All of the material below is to be restated word for word, apart from the pictures.

###

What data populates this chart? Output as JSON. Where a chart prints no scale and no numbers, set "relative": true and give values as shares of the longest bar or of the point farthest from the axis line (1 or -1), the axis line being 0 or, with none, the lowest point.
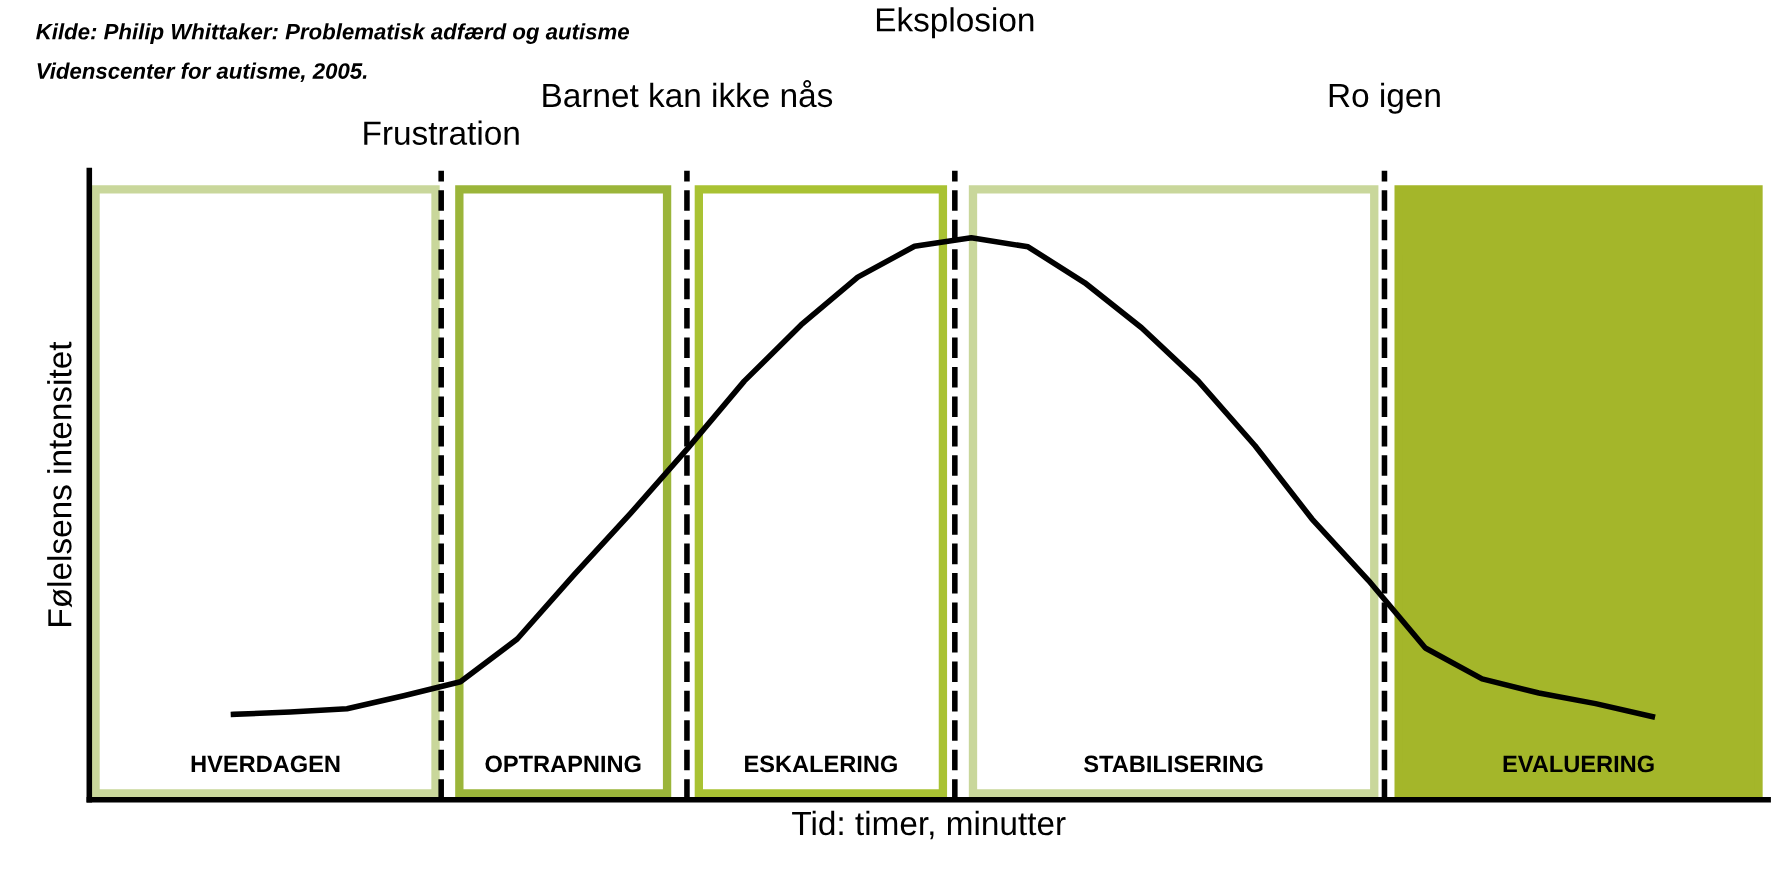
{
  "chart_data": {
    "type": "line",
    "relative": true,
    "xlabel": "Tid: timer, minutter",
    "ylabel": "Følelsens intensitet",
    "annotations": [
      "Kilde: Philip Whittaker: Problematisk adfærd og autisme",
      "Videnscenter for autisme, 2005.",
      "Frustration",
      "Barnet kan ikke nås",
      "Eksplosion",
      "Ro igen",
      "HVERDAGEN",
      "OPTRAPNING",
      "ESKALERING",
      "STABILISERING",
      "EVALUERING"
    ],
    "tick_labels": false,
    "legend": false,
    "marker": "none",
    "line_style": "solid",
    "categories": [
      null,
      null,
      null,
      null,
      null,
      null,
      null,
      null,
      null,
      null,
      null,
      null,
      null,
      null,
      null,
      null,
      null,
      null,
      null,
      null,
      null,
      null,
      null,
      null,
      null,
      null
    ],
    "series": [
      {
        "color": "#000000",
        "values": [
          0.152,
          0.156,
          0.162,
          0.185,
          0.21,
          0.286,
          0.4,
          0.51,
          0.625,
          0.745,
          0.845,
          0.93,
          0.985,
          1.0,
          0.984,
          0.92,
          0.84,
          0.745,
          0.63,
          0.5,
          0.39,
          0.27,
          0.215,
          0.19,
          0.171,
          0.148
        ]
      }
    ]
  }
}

###

▶ CORRECT ANSWER:
What data populates this chart? Output as JSON. Where a chart prints no scale and no numbers, set "relative": true and give values as shares of the longest bar or of the point farthest from the axis line (1 or -1), the axis line being 0 or, with none, the lowest point.
{
  "chart_data": {
    "type": "line",
    "relative": true,
    "xlabel": "Tid: timer, minutter",
    "ylabel": "Følelsens intensitet",
    "annotations": [
      "Kilde: Philip Whittaker: Problematisk adfærd og autisme",
      "Videnscenter for autisme, 2005.",
      "Frustration",
      "Barnet kan ikke nås",
      "Eksplosion",
      "Ro igen",
      "HVERDAGEN",
      "OPTRAPNING",
      "ESKALERING",
      "STABILISERING",
      "EVALUERING"
    ],
    "tick_labels": false,
    "legend": false,
    "marker": "none",
    "line_style": "solid",
    "categories": [
      null,
      null,
      null,
      null,
      null,
      null,
      null,
      null,
      null,
      null,
      null,
      null,
      null,
      null,
      null,
      null,
      null,
      null,
      null,
      null,
      null,
      null,
      null,
      null,
      null,
      null
    ],
    "series": [
      {
        "color": "#000000",
        "values": [
          0.152,
          0.156,
          0.162,
          0.185,
          0.21,
          0.286,
          0.4,
          0.51,
          0.625,
          0.745,
          0.845,
          0.93,
          0.985,
          1.0,
          0.984,
          0.92,
          0.84,
          0.745,
          0.63,
          0.5,
          0.39,
          0.27,
          0.215,
          0.19,
          0.171,
          0.148
        ]
      }
    ]
  }
}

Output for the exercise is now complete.